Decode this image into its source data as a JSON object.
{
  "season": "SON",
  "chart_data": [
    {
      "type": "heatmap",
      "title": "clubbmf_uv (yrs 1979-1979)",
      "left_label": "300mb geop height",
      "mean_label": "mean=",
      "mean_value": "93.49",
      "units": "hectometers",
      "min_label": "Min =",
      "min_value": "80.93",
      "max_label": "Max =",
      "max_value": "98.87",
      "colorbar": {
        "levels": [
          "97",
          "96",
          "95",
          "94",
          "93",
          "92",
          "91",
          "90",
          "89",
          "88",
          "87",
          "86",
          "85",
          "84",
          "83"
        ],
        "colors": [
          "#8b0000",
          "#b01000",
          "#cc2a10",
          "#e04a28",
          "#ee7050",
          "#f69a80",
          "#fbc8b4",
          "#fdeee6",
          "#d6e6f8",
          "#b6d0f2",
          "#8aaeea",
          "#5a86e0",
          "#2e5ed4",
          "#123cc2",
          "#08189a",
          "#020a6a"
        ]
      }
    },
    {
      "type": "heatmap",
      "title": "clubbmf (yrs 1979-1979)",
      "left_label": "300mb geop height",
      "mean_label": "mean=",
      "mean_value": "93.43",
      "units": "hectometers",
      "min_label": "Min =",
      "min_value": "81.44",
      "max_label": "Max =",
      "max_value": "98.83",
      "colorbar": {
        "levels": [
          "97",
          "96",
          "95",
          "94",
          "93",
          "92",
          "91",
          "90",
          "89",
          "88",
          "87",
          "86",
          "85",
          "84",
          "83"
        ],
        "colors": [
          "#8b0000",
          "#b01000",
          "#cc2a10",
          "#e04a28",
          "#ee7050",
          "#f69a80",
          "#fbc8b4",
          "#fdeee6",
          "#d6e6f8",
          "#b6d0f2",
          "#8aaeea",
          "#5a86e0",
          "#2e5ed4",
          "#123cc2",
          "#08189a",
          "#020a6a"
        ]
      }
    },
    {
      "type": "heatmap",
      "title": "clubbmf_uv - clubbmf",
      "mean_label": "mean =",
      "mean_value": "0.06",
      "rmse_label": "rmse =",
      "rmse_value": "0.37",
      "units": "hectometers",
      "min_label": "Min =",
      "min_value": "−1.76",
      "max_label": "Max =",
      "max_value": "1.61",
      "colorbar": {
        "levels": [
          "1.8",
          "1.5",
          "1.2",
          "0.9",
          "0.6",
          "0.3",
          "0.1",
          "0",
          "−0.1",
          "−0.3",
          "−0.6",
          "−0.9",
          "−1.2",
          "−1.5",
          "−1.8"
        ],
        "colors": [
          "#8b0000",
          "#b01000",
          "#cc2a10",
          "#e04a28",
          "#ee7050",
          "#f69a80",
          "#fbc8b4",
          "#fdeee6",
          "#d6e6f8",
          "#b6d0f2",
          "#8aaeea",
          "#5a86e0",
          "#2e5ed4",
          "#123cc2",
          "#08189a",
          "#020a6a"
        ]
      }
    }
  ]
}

*-*-*

> Problem details: Look through the entries and find each line that has the string "title". Copy those lines.

> Correct response:
      "title": "clubbmf_uv (yrs 1979-1979)",
      "title": "clubbmf (yrs 1979-1979)",
      "title": "clubbmf_uv - clubbmf",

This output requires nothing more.